**TO DO**:
Please work out how many lines in the material contain "JSON" and give only that figure.

**MATERIAL PROVIDED**:
▼
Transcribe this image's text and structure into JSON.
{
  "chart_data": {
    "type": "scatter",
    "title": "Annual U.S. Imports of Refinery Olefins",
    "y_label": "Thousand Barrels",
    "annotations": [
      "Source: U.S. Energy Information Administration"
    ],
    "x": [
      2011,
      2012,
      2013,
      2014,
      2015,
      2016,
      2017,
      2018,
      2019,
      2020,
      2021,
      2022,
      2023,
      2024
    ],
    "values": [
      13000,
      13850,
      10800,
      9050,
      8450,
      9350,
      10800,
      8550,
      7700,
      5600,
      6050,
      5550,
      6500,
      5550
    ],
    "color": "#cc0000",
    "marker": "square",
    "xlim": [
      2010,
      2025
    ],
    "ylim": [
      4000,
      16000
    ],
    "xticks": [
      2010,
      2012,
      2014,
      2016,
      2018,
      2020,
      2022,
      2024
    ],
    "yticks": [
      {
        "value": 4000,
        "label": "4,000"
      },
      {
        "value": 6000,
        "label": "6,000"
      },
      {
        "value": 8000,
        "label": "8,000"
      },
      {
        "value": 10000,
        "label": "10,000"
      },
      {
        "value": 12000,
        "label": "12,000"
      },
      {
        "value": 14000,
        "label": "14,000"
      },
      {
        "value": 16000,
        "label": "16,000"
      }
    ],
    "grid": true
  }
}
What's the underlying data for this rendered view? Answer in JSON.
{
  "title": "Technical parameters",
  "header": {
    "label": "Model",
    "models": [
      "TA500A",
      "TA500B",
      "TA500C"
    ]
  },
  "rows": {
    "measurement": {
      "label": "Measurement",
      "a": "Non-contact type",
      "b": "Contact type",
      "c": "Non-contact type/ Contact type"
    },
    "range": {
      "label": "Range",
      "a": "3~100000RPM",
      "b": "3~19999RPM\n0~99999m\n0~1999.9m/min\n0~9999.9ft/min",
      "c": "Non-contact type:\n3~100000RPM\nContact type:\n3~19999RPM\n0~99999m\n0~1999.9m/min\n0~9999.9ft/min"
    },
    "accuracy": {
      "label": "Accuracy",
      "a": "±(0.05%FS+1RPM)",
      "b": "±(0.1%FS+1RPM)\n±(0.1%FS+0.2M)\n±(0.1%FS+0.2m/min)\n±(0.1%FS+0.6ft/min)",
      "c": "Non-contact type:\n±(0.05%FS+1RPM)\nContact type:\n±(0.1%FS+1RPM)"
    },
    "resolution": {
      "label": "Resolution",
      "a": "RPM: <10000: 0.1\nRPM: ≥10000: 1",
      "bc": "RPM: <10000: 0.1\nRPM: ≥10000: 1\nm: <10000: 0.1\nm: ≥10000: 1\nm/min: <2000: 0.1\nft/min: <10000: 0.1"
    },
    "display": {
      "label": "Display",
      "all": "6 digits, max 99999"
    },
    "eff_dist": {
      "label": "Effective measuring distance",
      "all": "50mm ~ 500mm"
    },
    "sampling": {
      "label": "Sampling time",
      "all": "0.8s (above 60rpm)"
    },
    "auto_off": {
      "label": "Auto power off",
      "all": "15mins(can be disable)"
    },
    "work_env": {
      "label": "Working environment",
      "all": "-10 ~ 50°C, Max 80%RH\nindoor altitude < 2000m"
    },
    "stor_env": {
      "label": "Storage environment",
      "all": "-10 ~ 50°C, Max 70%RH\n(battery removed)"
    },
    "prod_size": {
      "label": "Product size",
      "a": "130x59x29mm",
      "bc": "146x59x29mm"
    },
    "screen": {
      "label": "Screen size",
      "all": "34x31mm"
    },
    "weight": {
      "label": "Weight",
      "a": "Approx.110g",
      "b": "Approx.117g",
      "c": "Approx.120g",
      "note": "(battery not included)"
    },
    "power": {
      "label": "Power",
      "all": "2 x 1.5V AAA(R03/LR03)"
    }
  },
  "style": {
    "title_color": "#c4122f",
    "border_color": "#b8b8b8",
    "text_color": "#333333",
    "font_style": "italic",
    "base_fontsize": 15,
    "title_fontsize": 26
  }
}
▲
**THE REPLY**:
2